Source extract:
################

The three-dimensional artwork "Chimera-bune" is seen on display in a former smoking room on platforms 3 and 4 of JR Oita Station in the city of Oita on Feb. 7, 2022. (Mainichi/Yuki Imano)

OITA -- A "monster" on display in a glass booth that used to be a smoking room is turning heads at JR Oita Station in this southwest Japan city.

    The contemporary artwork is the brainchild of the station's manager, who wanted to brighten up the station and its users amid the gloom of the spread of the coronavirus. The platform smoking rooms had been put out of use following a ban on smoking, so the station adopted the nationally rare initiative of converting them into galleries. This Mainichi Shimbun reporter recently visited the site.

    A former smoking room on platforms 7 and 8 at Oita Station displays name plates from the front of limited express trains and other items, in this photo taken in the city of Oita on Feb. 7, 2022. (Mainichi/Yuki Imano)

    Standing on platforms 3 and 4 at the station, I felt an uncanny gaze. Two large orange eyes were glaring at me from inside the former smoking room, which is 2.9 meters wide, 4.8 meters long and 2.4 meters high. The monster's body is a mix of a tiger and a peacock, and the head is a combination of a peacock and an elephant. Its expressions change depending on the angle of view. When I visited again at night, the pale light from the four corners of the room's ceiling made it even more mysterious.

    The unique three-dimensional work, dubbed "Chimera-bune," was created by The Cabin Company, a duo consisting of a picture book creator and an artist living in Oita Prefecture. The artwork was inspired by the Chimera of Greek mythology, which was formed by the merging of different creatures.

    The ex-smoking room is decorated in the style of a medieval Western ship, and the work creates an impression of Oita in the Middle Ages, when rare foreign animals were introduced along with Western culture, making it a window for new people and culture. The theme also overlaps with the current Oita Station, which is a place of arrival and departure for people and goods.

    The work has been on display since December 2021. In January this year, a passenger humorously posted on Twitter, "monster at Oita Station," which drew a huge response of about 100,000 likes.

################

Dataset extract:
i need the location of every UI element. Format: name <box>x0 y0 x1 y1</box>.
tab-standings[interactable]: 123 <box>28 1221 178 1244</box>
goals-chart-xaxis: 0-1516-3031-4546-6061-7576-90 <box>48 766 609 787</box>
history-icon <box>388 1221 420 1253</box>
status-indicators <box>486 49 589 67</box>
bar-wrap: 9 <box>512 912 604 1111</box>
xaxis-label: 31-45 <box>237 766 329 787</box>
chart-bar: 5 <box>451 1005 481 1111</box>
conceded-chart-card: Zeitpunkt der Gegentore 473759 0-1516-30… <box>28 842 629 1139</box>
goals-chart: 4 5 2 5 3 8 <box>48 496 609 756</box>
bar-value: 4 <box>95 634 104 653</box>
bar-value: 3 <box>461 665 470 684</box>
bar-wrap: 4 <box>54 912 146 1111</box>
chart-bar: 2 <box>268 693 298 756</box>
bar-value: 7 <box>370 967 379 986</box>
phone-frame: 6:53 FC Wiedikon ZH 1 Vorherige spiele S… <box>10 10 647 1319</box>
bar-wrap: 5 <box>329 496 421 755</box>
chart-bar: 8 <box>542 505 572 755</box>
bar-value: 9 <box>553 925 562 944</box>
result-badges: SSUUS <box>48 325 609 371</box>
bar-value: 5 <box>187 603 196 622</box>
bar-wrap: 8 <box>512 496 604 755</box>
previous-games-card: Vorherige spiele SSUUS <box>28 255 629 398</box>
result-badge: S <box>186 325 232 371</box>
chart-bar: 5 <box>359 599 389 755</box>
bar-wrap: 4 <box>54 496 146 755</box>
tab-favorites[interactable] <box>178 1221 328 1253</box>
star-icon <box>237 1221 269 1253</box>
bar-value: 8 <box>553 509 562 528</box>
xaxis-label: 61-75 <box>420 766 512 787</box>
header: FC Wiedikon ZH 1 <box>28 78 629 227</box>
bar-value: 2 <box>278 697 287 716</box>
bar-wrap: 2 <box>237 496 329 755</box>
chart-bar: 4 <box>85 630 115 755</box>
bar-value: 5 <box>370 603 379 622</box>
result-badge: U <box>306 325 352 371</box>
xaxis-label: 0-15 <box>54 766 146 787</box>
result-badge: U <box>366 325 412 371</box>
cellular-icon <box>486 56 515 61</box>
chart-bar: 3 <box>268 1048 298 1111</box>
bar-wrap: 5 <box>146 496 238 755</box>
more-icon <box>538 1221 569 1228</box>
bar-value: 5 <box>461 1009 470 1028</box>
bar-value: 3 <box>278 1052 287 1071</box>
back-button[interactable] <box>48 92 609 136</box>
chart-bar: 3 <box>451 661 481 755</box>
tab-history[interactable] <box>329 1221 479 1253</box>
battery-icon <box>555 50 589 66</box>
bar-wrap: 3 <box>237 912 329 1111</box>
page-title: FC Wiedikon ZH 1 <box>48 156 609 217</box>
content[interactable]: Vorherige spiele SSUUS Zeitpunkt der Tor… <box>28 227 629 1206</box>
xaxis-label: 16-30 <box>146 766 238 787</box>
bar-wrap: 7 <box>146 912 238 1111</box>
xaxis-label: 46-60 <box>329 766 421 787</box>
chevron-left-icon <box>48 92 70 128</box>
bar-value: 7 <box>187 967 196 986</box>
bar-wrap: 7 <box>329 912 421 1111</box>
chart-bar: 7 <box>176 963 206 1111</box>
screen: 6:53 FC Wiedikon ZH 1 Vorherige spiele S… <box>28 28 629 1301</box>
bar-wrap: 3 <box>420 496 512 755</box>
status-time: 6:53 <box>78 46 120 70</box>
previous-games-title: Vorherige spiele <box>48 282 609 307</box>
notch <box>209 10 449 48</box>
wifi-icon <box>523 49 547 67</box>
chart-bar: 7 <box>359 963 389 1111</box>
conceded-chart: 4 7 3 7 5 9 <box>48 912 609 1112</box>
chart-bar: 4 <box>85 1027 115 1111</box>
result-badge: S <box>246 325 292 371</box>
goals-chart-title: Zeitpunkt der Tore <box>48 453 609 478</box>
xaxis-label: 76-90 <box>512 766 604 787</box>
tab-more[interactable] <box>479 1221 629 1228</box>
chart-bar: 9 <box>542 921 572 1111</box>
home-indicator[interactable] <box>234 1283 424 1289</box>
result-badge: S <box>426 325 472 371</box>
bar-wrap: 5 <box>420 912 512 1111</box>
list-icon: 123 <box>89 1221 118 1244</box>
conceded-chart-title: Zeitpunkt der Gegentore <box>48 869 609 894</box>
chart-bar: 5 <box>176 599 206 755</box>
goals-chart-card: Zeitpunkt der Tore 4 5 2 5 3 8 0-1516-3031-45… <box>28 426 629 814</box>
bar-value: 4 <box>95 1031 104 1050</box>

################

Work to complete:
Write out the passage of the Oita Station artwork article starting with "Standing on platforms" and going on through "even more mysterious.".

Finished task:
Standing on platforms 3 and 4 at the station, I felt an uncanny gaze. Two large orange eyes were glaring at me from inside the former smoking room, which is 2.9 meters wide, 4.8 meters long and 2.4 meters high. The monster's body is a mix of a tiger and a peacock, and the head is a combination of a peacock and an elephant. Its expressions change depending on the angle of view. When I visited again at night, the pale light from the four corners of the room's ceiling made it even more mysterious.